Write out the entire listing below exactly as it appears, minus any pictures.

══════════

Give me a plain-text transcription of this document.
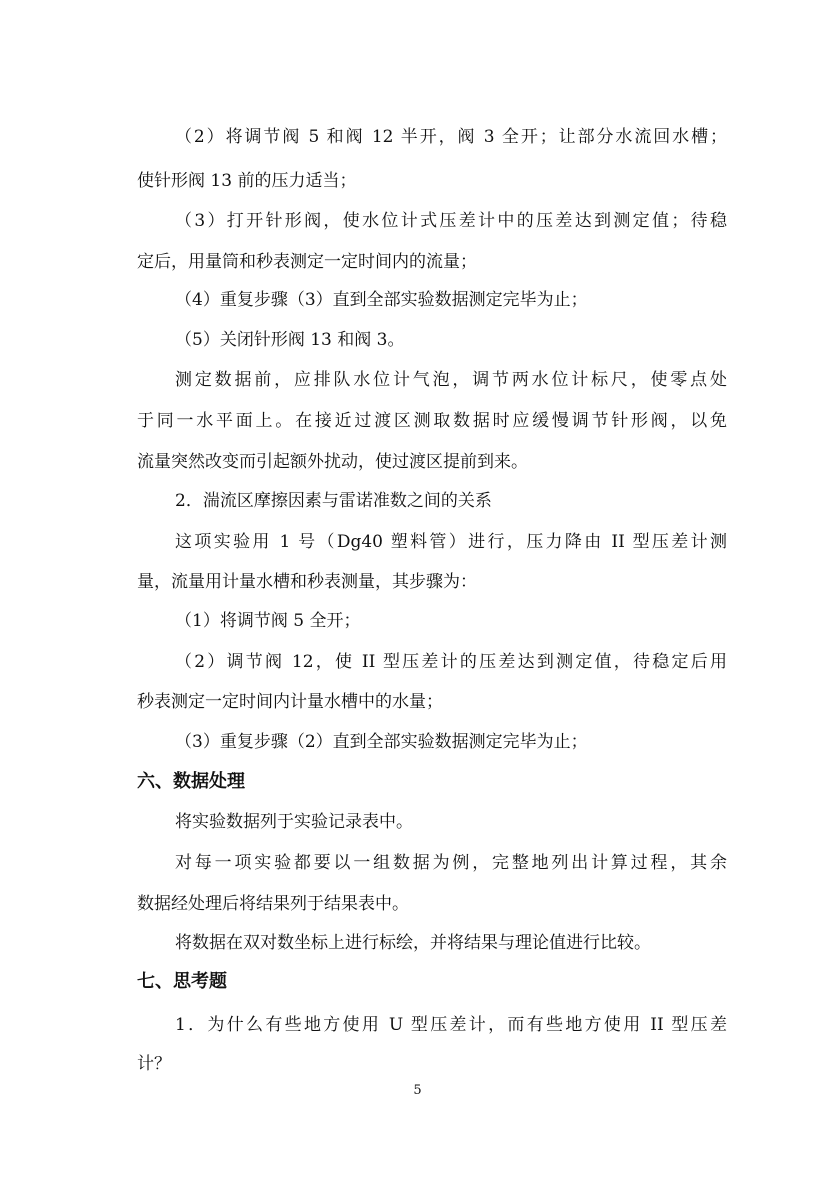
（2）将调节阀 5 和阀 12 半开，阀 3 全开；让部分水流回水槽；
使针形阀 13 前的压力适当；
（3）打开针形阀，使水位计式压差计中的压差达到测定值；待稳
定后，用量筒和秒表测定一定时间内的流量；
（4）重复步骤（3）直到全部实验数据测定完毕为止；
（5）关闭针形阀 13 和阀 3。
测定数据前，应排队水位计气泡，调节两水位计标尺，使零点处
于同一水平面上。在接近过渡区测取数据时应缓慢调节针形阀，以免
流量突然改变而引起额外扰动，使过渡区提前到来。
2．湍流区摩擦因素与雷诺准数之间的关系
这项实验用 1 号（Dg40 塑料管）进行，压力降由 II 型压差计测
量，流量用计量水槽和秒表测量，其步骤为：
（1）将调节阀 5 全开；
（2）调节阀 12，使 II 型压差计的压差达到测定值，待稳定后用
秒表测定一定时间内计量水槽中的水量；
（3）重复步骤（2）直到全部实验数据测定完毕为止；
六、数据处理
将实验数据列于实验记录表中。
对每一项实验都要以一组数据为例，完整地列出计算过程，其余
数据经处理后将结果列于结果表中。
将数据在双对数坐标上进行标绘，并将结果与理论值进行比较。
七、思考题
1．为什么有些地方使用 U 型压差计，而有些地方使用 II 型压差
计？
5
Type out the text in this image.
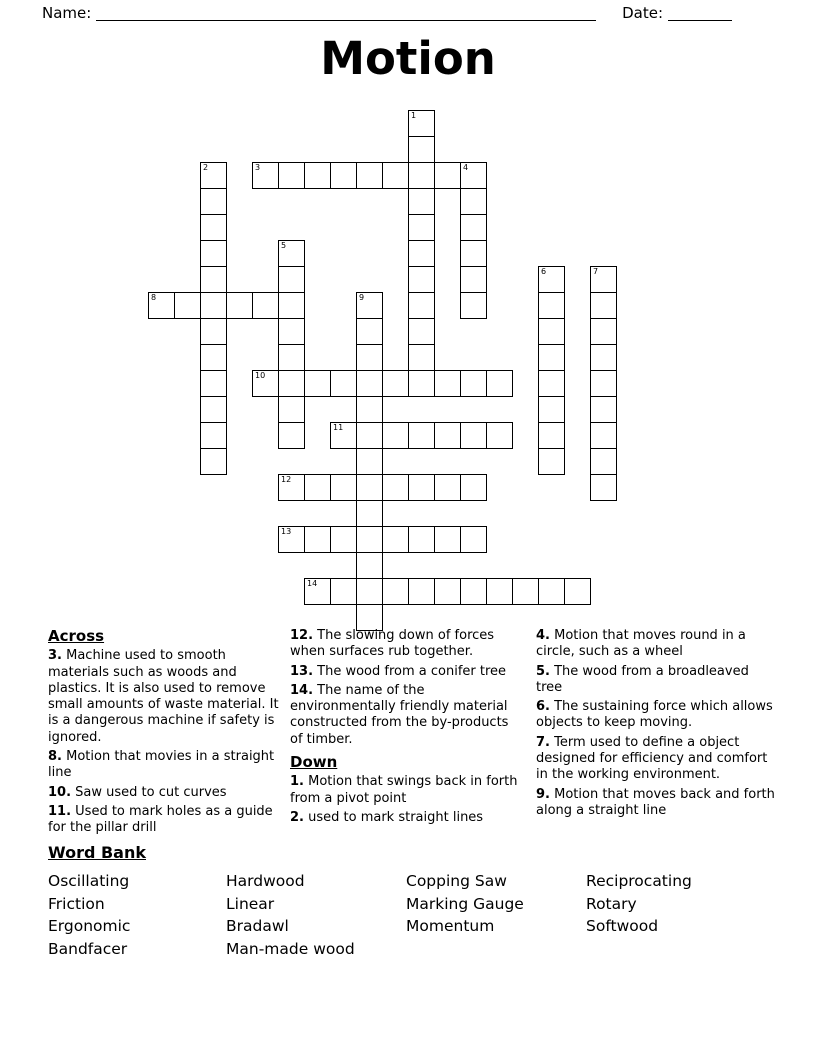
Name:	Date:
Motion
1
2	3	4
5
6	7
8	9
10
11
12
13
14
Across
3. Machine used to smooth materials such as woods and plastics. It is also used to remove small amounts of waste material. It is a dangerous machine if safety is ignored.
8. Motion that movies in a straight line
10. Saw used to cut curves
11. Used to mark holes as a guide for the pillar drill
12. The slowing down of forces when surfaces rub together.
13. The wood from a conifer tree
14. The name of the environmentally friendly material constructed from the by-products of timber.
Down
1. Motion that swings back in forth from a pivot point
2. used to mark straight lines
4. Motion that moves round in a circle, such as a wheel
5. The wood from a broadleaved tree
6. The sustaining force which allows objects to keep moving.
7. Term used to define a object designed for efficiency and comfort in the working environment.
9. Motion that moves back and forth along a straight line
Word Bank
Oscillating
Friction
Ergonomic
Bandfacer
Hardwood
Linear
Bradawl
Man-made wood
Copping Saw
Marking Gauge
Momentum
Reciprocating
Rotary
Softwood
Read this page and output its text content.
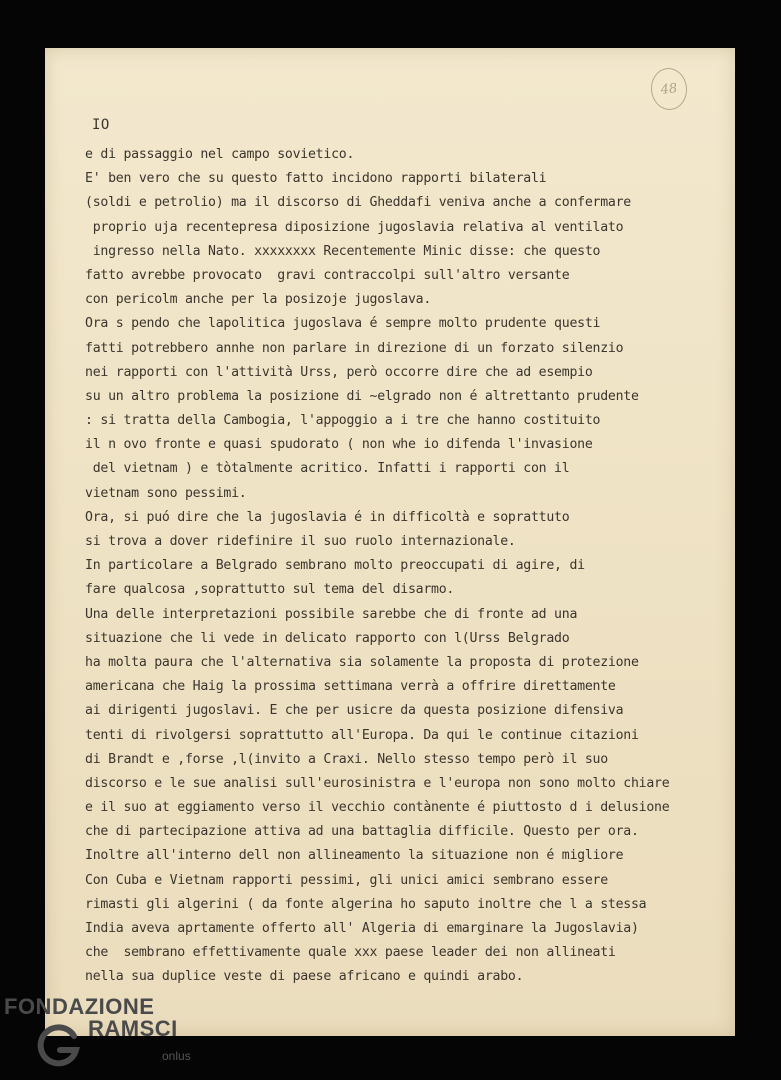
48
IO
e di passaggio nel campo sovietico.
E' ben vero che su questo fatto incidono rapporti bilaterali
(soldi e petrolio) ma il discorso di Gheddafi veniva anche a confermare
proprio uja recentepresa diposizione jugoslavia relativa al ventilato
ingresso nella Nato. xxxxxxxx Recentemente Minic disse: che questo
fatto avrebbe provocato  gravi contraccolpi sull'altro versante
con pericolm anche per la posizoje jugoslava.
Ora s pendo che lapolitica jugoslava é sempre molto prudente questi
fatti potrebbero annhe non parlare in direzione di un forzato silenzio
nei rapporti con l'attività Urss, però occorre dire che ad esempio
su un altro problema la posizione di ~elgrado non é altrettanto prudente
: si tratta della Cambogia, l'appoggio a i tre che hanno costituito
il n ovo fronte e quasi spudorato ( non whe io difenda l'invasione
del vietnam ) e tòtalmente acritico. Infatti i rapporti con il
vietnam sono pessimi.
Ora, si puó dire che la jugoslavia é in difficoltà e soprattuto
si trova a dover ridefinire il suo ruolo internazionale.
In particolare a Belgrado sembrano molto preoccupati di agire, di
fare qualcosa ,soprattutto sul tema del disarmo.
Una delle interpretazioni possibile sarebbe che di fronte ad una
situazione che li vede in delicato rapporto con l(Urss Belgrado
ha molta paura che l'alternativa sia solamente la proposta di protezione
americana che Haig la prossima settimana verrà a offrire direttamente
ai dirigenti jugoslavi. E che per usicre da questa posizione difensiva
tenti di rivolgersi soprattutto all'Europa. Da qui le continue citazioni
di Brandt e ,forse ,l(invito a Craxi. Nello stesso tempo però il suo
discorso e le sue analisi sull'eurosinistra e l'europa non sono molto chiare
e il suo at eggiamento verso il vecchio contànente é piuttosto d i delusione
che di partecipazione attiva ad una battaglia difficile. Questo per ora.
Inoltre all'interno dell non allineamento la situazione non é migliore
Con Cuba e Vietnam rapporti pessimi, gli unici amici sembrano essere
rimasti gli algerini ( da fonte algerina ho saputo inoltre che l a stessa
India aveva aprtamente offerto all' Algeria di emarginare la Jugoslavia)
che  sembrano effettivamente quale xxx paese leader dei non allineati
nella sua duplice veste di paese africano e quindi arabo.
FONDAZIONE
RAMSCI
onlus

══════════

| Exercise result |
Give me a plain-text transcription of this document.
（2）将调节阀 5 和阀 12 半开，阀 3 全开；让部分水流回水槽；
使针形阀 13 前的压力适当；
（3）打开针形阀，使水位计式压差计中的压差达到测定值；待稳
定后，用量筒和秒表测定一定时间内的流量；
（4）重复步骤（3）直到全部实验数据测定完毕为止；
（5）关闭针形阀 13 和阀 3。
测定数据前，应排队水位计气泡，调节两水位计标尺，使零点处
于同一水平面上。在接近过渡区测取数据时应缓慢调节针形阀，以免
流量突然改变而引起额外扰动，使过渡区提前到来。
2．湍流区摩擦因素与雷诺准数之间的关系
这项实验用 1 号（Dg40 塑料管）进行，压力降由 II 型压差计测
量，流量用计量水槽和秒表测量，其步骤为：
（1）将调节阀 5 全开；
（2）调节阀 12，使 II 型压差计的压差达到测定值，待稳定后用
秒表测定一定时间内计量水槽中的水量；
（3）重复步骤（2）直到全部实验数据测定完毕为止；
六、数据处理
将实验数据列于实验记录表中。
对每一项实验都要以一组数据为例，完整地列出计算过程，其余
数据经处理后将结果列于结果表中。
将数据在双对数坐标上进行标绘，并将结果与理论值进行比较。
七、思考题
1．为什么有些地方使用 U 型压差计，而有些地方使用 II 型压差
计？
5
Type out the text in this image.
Name:	Date:
Motion
1
2	3	4
5
6	7
8	9
10
11
12
13
14
Across
3. Machine used to smooth materials such as woods and plastics. It is also used to remove small amounts of waste material. It is a dangerous machine if safety is ignored.
8. Motion that movies in a straight line
10. Saw used to cut curves
11. Used to mark holes as a guide for the pillar drill
12. The slowing down of forces when surfaces rub together.
13. The wood from a conifer tree
14. The name of the environmentally friendly material constructed from the by-products of timber.
Down
1. Motion that swings back in forth from a pivot point
2. used to mark straight lines
4. Motion that moves round in a circle, such as a wheel
5. The wood from a broadleaved tree
6. The sustaining force which allows objects to keep moving.
7. Term used to define a object designed for efficiency and comfort in the working environment.
9. Motion that moves back and forth along a straight line
Word Bank
Oscillating
Friction
Ergonomic
Bandfacer
Hardwood
Linear
Bradawl
Man-made wood
Copping Saw
Marking Gauge
Momentum
Reciprocating
Rotary
Softwood
Read this page and output its text content.
48
IO
e di passaggio nel campo sovietico.
E' ben vero che su questo fatto incidono rapporti bilaterali
(soldi e petrolio) ma il discorso di Gheddafi veniva anche a confermare
proprio uja recentepresa diposizione jugoslavia relativa al ventilato
ingresso nella Nato. xxxxxxxx Recentemente Minic disse: che questo
fatto avrebbe provocato  gravi contraccolpi sull'altro versante
con pericolm anche per la posizoje jugoslava.
Ora s pendo che lapolitica jugoslava é sempre molto prudente questi
fatti potrebbero annhe non parlare in direzione di un forzato silenzio
nei rapporti con l'attività Urss, però occorre dire che ad esempio
su un altro problema la posizione di ~elgrado non é altrettanto prudente
: si tratta della Cambogia, l'appoggio a i tre che hanno costituito
il n ovo fronte e quasi spudorato ( non whe io difenda l'invasione
del vietnam ) e tòtalmente acritico. Infatti i rapporti con il
vietnam sono pessimi.
Ora, si puó dire che la jugoslavia é in difficoltà e soprattuto
si trova a dover ridefinire il suo ruolo internazionale.
In particolare a Belgrado sembrano molto preoccupati di agire, di
fare qualcosa ,soprattutto sul tema del disarmo.
Una delle interpretazioni possibile sarebbe che di fronte ad una
situazione che li vede in delicato rapporto con l(Urss Belgrado
ha molta paura che l'alternativa sia solamente la proposta di protezione
americana che Haig la prossima settimana verrà a offrire direttamente
ai dirigenti jugoslavi. E che per usicre da questa posizione difensiva
tenti di rivolgersi soprattutto all'Europa. Da qui le continue citazioni
di Brandt e ,forse ,l(invito a Craxi. Nello stesso tempo però il suo
discorso e le sue analisi sull'eurosinistra e l'europa non sono molto chiare
e il suo at eggiamento verso il vecchio contànente é piuttosto d i delusione
che di partecipazione attiva ad una battaglia difficile. Questo per ora.
Inoltre all'interno dell non allineamento la situazione non é migliore
Con Cuba e Vietnam rapporti pessimi, gli unici amici sembrano essere
rimasti gli algerini ( da fonte algerina ho saputo inoltre che l a stessa
India aveva aprtamente offerto all' Algeria di emarginare la Jugoslavia)
che  sembrano effettivamente quale xxx paese leader dei non allineati
nella sua duplice veste di paese africano e quindi arabo.
FONDAZIONE
RAMSCI
onlus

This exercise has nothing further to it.